-- Material to process start --

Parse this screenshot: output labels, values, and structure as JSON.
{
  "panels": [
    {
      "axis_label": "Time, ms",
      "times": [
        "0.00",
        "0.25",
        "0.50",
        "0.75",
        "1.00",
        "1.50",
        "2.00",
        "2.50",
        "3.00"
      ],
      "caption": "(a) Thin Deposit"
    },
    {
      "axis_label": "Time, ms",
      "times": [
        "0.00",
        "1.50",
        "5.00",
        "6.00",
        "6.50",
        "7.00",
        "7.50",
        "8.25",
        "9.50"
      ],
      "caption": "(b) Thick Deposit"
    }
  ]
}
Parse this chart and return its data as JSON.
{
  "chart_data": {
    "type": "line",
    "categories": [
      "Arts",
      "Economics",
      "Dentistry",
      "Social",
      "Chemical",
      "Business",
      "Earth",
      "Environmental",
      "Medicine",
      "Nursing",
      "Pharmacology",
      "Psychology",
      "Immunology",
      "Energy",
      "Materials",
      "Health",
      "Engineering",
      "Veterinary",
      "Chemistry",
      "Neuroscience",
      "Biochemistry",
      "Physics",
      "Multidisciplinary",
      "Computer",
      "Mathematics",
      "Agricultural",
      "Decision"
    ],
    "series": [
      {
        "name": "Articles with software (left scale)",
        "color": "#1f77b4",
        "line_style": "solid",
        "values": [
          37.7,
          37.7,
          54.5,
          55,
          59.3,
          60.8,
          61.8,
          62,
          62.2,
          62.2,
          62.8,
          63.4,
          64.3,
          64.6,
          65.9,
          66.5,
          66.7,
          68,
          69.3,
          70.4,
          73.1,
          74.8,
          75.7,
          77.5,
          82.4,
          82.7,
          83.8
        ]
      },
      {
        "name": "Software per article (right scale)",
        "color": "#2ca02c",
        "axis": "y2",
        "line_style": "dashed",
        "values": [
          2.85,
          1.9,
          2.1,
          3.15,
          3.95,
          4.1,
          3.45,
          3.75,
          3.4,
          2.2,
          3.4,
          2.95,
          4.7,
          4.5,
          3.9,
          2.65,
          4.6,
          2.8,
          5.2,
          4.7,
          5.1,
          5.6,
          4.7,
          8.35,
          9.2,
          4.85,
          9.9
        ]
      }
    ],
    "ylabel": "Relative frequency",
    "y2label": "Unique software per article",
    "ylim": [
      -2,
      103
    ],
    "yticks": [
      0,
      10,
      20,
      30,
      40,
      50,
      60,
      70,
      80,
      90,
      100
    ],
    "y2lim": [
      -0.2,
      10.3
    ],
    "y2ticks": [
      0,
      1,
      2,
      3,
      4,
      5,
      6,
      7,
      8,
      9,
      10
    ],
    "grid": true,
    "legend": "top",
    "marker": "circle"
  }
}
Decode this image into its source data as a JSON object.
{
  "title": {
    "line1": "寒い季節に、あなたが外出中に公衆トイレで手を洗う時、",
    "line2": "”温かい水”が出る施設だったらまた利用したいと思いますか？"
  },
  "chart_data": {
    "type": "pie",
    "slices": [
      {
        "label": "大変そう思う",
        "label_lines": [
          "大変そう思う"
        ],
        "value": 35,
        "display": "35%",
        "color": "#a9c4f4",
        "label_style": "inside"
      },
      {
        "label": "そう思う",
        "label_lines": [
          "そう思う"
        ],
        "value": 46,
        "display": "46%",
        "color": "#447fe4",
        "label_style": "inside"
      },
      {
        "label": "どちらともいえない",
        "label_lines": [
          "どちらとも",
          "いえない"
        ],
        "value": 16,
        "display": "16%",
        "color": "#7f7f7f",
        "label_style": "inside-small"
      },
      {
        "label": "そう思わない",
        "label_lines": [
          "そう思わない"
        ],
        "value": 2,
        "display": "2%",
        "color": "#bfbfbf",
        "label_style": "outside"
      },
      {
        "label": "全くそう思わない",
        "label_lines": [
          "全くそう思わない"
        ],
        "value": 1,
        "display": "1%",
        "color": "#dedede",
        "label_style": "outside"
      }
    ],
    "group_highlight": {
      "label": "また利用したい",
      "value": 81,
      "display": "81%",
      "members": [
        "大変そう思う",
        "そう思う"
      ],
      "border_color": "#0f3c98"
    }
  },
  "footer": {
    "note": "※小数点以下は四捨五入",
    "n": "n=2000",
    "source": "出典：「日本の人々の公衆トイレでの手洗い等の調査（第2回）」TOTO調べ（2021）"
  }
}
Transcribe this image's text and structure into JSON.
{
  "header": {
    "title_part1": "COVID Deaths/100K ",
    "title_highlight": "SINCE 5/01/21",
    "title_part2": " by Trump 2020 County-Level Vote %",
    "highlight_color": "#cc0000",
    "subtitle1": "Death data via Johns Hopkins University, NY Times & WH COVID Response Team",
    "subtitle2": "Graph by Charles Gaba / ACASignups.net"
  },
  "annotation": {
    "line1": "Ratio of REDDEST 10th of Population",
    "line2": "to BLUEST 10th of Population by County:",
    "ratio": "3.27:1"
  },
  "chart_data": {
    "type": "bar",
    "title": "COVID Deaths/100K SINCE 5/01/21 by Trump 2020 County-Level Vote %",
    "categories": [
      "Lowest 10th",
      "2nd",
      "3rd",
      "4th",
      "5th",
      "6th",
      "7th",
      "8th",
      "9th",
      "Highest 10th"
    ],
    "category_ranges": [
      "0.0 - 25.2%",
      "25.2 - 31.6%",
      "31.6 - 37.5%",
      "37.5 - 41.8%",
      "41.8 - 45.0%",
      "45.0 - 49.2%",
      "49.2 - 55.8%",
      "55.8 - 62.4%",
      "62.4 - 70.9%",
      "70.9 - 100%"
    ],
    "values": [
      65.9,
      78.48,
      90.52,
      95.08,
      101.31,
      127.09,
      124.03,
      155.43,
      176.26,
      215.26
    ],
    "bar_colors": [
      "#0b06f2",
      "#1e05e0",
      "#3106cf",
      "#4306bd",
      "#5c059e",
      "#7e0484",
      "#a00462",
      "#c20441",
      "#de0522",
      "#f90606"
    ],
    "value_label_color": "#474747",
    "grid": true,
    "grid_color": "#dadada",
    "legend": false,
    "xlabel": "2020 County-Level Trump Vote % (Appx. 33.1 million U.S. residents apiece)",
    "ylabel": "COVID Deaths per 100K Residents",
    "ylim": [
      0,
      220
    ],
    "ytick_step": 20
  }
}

-- Material to process end --

#### Instructions to follow:
Give only the number of lines in the entries that contain "scale".

#### Completed exercise:
2